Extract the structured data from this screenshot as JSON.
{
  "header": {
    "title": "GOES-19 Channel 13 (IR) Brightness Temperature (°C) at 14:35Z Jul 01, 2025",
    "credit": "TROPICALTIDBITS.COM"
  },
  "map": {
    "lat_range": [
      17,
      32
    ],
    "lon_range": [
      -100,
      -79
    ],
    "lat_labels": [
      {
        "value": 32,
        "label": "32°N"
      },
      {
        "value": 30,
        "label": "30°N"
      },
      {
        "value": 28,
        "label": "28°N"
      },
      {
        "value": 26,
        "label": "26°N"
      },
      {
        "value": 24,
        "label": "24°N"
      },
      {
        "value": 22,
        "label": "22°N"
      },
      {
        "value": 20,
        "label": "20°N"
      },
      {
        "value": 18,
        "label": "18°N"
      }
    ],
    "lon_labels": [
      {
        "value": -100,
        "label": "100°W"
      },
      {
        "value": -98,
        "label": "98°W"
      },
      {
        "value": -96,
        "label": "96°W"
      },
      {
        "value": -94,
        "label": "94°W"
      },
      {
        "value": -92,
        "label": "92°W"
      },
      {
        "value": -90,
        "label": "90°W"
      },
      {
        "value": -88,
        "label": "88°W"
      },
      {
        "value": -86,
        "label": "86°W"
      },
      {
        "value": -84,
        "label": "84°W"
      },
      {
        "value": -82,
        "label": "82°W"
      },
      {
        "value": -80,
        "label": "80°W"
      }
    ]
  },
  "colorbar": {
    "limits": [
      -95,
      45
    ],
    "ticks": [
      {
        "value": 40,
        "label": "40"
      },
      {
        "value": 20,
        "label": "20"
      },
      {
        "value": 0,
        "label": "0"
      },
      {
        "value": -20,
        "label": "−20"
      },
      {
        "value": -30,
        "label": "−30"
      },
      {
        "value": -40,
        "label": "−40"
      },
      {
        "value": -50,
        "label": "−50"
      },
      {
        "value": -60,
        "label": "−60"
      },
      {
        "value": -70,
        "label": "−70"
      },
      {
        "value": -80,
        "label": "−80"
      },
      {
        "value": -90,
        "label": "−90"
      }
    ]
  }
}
+++++
AIM OF THE EXERCISE:
Take the listing above and write it out again exactly.

OUTPUT FOR THIS TASK:
Extract the structured data from this screenshot as JSON.
{
  "header": {
    "title": "GOES-19 Channel 13 (IR) Brightness Temperature (°C) at 14:35Z Jul 01, 2025",
    "credit": "TROPICALTIDBITS.COM"
  },
  "map": {
    "lat_range": [
      17,
      32
    ],
    "lon_range": [
      -100,
      -79
    ],
    "lat_labels": [
      {
        "value": 32,
        "label": "32°N"
      },
      {
        "value": 30,
        "label": "30°N"
      },
      {
        "value": 28,
        "label": "28°N"
      },
      {
        "value": 26,
        "label": "26°N"
      },
      {
        "value": 24,
        "label": "24°N"
      },
      {
        "value": 22,
        "label": "22°N"
      },
      {
        "value": 20,
        "label": "20°N"
      },
      {
        "value": 18,
        "label": "18°N"
      }
    ],
    "lon_labels": [
      {
        "value": -100,
        "label": "100°W"
      },
      {
        "value": -98,
        "label": "98°W"
      },
      {
        "value": -96,
        "label": "96°W"
      },
      {
        "value": -94,
        "label": "94°W"
      },
      {
        "value": -92,
        "label": "92°W"
      },
      {
        "value": -90,
        "label": "90°W"
      },
      {
        "value": -88,
        "label": "88°W"
      },
      {
        "value": -86,
        "label": "86°W"
      },
      {
        "value": -84,
        "label": "84°W"
      },
      {
        "value": -82,
        "label": "82°W"
      },
      {
        "value": -80,
        "label": "80°W"
      }
    ]
  },
  "colorbar": {
    "limits": [
      -95,
      45
    ],
    "ticks": [
      {
        "value": 40,
        "label": "40"
      },
      {
        "value": 20,
        "label": "20"
      },
      {
        "value": 0,
        "label": "0"
      },
      {
        "value": -20,
        "label": "−20"
      },
      {
        "value": -30,
        "label": "−30"
      },
      {
        "value": -40,
        "label": "−40"
      },
      {
        "value": -50,
        "label": "−50"
      },
      {
        "value": -60,
        "label": "−60"
      },
      {
        "value": -70,
        "label": "−70"
      },
      {
        "value": -80,
        "label": "−80"
      },
      {
        "value": -90,
        "label": "−90"
      }
    ]
  }
}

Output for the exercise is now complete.